__Task statement__.
Take every line from the listing below that contains "Garlic".

──────── The input ────────

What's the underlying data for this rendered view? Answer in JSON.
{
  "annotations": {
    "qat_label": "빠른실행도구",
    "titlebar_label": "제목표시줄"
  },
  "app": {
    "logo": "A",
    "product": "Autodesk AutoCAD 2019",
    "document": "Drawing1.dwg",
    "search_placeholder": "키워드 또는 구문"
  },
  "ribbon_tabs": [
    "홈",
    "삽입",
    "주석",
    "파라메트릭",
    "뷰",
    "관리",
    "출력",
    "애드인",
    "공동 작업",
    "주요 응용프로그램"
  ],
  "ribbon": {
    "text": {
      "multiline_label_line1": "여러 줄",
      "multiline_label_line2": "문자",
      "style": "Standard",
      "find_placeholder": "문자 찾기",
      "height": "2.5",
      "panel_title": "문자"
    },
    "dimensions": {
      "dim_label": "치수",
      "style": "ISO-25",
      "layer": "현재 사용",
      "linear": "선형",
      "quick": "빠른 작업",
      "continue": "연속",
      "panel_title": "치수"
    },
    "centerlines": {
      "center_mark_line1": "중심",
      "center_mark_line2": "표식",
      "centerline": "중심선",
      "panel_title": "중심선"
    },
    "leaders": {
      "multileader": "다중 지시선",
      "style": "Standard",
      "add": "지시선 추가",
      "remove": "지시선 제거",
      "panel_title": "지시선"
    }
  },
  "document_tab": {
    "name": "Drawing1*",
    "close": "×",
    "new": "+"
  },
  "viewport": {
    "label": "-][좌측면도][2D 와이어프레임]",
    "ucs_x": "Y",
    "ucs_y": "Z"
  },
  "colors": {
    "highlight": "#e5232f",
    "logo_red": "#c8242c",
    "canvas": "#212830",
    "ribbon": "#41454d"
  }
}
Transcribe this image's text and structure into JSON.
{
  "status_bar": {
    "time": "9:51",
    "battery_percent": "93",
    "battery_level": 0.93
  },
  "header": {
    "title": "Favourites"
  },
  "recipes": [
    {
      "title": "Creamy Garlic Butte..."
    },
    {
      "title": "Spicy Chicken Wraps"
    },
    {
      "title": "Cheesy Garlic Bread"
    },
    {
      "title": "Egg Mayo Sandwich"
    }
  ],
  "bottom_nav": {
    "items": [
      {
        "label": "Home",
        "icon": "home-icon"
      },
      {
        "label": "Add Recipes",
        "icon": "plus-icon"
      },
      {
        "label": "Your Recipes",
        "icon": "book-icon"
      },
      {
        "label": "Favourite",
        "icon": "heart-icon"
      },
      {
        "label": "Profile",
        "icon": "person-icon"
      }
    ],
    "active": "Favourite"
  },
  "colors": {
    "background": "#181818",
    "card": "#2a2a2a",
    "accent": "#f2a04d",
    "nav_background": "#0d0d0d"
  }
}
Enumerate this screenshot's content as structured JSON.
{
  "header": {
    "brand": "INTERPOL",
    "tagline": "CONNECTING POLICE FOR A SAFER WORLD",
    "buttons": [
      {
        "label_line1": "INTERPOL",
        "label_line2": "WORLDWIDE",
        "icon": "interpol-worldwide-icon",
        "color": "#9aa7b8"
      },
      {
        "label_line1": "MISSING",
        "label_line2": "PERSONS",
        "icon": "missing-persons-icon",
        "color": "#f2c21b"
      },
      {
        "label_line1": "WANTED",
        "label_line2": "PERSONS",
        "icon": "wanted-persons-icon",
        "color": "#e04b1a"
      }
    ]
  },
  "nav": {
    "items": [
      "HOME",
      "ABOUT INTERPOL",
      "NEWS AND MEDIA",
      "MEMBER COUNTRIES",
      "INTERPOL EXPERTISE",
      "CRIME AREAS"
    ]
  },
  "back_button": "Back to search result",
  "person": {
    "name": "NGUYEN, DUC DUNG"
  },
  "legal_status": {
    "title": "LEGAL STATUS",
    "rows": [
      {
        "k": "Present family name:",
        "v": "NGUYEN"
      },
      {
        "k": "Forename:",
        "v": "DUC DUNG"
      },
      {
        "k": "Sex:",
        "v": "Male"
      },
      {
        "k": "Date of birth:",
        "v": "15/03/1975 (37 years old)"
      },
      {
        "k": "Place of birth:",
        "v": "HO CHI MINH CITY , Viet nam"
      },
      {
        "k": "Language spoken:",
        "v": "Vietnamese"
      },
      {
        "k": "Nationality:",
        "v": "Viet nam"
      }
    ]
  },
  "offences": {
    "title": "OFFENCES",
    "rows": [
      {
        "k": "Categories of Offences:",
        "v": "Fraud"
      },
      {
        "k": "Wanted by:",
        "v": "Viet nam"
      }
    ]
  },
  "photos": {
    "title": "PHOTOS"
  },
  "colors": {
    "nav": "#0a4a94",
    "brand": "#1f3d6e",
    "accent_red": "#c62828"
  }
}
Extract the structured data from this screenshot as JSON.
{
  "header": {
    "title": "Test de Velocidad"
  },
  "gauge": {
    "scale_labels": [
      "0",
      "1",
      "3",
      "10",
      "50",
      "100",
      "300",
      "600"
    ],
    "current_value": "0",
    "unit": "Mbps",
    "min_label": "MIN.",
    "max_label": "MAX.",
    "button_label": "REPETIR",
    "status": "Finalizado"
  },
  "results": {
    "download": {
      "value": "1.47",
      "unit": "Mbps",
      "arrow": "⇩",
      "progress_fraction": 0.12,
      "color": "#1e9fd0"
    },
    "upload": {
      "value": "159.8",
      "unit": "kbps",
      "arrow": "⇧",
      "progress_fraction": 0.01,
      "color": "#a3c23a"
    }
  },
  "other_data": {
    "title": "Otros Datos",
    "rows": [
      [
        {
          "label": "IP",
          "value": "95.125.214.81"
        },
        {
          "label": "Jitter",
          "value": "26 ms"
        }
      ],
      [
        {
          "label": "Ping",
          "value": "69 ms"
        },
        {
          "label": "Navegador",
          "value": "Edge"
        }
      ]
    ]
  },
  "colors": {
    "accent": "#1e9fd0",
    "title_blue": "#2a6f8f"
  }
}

────────

__Completed exercise__.
      "title": "Creamy Garlic Butte..."
      "title": "Cheesy Garlic Bread"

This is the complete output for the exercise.